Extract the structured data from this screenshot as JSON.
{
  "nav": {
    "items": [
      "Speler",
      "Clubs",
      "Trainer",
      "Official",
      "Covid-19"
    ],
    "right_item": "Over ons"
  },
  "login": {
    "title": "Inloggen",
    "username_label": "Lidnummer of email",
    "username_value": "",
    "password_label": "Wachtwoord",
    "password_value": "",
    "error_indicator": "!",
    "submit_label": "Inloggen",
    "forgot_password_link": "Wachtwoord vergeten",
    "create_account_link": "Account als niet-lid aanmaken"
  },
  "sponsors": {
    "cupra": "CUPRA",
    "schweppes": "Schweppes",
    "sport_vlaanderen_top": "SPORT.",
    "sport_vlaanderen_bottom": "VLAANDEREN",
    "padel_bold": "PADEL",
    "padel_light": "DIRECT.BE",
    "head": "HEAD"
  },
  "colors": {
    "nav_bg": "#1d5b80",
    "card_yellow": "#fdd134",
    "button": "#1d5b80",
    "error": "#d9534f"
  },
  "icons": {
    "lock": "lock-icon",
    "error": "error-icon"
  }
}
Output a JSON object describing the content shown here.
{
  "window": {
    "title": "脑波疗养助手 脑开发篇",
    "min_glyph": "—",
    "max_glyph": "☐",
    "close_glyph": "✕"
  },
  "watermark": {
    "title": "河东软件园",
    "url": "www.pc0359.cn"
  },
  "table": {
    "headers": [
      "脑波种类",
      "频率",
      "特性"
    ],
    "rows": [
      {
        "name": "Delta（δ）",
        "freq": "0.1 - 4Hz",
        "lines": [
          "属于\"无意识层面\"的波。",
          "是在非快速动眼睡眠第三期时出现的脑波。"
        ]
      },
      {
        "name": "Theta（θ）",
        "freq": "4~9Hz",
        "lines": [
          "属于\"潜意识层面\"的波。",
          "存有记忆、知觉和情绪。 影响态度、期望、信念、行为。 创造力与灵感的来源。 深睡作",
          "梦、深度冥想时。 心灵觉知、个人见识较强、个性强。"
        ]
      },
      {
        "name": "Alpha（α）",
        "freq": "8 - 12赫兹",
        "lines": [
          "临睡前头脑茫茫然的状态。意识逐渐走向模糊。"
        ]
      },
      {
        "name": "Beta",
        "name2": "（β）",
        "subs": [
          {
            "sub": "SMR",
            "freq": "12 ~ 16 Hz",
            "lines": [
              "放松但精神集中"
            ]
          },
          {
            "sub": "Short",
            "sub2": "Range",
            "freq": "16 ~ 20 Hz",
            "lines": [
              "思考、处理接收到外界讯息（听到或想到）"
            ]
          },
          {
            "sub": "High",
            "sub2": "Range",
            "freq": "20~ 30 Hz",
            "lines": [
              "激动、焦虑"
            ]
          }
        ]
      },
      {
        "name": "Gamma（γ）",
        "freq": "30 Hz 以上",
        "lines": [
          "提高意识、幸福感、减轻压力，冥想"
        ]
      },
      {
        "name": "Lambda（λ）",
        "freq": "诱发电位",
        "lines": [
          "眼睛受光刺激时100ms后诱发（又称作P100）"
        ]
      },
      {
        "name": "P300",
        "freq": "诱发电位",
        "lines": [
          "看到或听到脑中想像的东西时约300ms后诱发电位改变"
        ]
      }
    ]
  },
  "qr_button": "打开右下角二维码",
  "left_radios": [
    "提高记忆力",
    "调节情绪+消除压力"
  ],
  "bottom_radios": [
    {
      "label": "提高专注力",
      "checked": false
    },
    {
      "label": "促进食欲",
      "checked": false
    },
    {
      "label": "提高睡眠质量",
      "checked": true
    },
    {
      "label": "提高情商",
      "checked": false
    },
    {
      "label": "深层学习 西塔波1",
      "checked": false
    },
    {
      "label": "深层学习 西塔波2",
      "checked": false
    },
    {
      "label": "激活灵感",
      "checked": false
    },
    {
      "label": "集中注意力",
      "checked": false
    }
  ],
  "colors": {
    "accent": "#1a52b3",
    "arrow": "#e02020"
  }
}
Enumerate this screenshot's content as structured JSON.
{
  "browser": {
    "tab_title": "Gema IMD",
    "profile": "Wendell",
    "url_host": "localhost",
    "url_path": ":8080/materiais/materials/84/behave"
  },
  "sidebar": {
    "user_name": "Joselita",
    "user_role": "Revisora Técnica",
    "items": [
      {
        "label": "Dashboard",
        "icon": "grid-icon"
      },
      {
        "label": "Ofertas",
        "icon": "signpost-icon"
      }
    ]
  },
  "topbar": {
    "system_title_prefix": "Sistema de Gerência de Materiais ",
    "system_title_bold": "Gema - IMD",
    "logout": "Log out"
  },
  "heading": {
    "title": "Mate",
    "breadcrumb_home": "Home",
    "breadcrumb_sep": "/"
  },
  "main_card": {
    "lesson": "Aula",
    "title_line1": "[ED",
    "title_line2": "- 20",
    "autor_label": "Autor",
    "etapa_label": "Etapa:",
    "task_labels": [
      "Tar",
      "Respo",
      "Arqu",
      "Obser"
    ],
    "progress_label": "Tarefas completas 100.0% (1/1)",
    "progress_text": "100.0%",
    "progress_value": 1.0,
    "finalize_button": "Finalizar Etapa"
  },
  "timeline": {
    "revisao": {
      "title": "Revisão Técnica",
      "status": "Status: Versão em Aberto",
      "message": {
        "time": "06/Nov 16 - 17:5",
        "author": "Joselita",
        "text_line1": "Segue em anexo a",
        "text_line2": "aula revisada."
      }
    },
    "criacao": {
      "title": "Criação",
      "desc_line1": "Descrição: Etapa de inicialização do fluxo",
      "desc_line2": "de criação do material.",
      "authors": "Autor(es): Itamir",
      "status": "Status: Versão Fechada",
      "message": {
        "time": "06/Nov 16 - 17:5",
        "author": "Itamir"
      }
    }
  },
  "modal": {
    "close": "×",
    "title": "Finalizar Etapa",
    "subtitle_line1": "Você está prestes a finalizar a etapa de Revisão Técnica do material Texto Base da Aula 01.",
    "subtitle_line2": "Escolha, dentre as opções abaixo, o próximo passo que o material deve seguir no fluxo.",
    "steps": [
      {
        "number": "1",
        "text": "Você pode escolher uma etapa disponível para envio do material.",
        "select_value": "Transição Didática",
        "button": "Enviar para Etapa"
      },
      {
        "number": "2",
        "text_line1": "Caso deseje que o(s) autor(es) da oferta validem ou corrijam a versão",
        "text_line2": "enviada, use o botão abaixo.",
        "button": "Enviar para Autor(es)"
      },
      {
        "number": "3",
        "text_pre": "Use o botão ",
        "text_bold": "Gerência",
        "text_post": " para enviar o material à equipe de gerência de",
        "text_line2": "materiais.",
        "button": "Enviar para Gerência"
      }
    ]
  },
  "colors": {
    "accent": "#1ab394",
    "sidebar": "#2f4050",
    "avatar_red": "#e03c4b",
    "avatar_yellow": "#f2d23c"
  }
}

What you have to do: Find the lines with the string "Inloggen" and reproduce them.

Final answer:
    "title": "Inloggen",
    "submit_label": "Inloggen",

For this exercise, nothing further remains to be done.